#### Aim of the task:
Identify all lines in the listing that include the word "Trčka", and copy them out.

[Dataset entries]
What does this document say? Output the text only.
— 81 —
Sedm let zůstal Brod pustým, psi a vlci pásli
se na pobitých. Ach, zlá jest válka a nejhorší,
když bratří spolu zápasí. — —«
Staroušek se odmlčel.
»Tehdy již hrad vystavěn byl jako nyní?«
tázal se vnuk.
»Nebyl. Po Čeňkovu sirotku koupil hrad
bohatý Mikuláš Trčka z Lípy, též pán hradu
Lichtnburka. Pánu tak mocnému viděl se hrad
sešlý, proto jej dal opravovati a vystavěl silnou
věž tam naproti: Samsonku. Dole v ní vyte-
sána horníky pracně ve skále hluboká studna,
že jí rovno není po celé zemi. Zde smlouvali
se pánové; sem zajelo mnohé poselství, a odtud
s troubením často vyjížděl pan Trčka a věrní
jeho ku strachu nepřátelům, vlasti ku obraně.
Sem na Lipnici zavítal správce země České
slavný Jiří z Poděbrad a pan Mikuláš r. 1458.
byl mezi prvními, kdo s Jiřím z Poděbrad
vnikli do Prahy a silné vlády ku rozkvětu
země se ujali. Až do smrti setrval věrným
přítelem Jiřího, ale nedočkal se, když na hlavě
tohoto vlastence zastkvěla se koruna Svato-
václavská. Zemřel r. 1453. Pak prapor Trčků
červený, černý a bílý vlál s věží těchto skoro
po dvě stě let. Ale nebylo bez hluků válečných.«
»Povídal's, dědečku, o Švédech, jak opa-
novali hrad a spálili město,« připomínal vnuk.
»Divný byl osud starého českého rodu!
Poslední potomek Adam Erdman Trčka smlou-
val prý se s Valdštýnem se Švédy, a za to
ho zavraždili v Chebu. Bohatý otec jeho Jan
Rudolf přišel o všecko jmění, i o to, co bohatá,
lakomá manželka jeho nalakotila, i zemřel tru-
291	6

#### Answer:
bohatý Mikuláš Trčka z Lípy, též pán hradu
s troubením často vyjížděl pan Trčka a věrní
Poslední potomek Adam Erdman Trčka smlou-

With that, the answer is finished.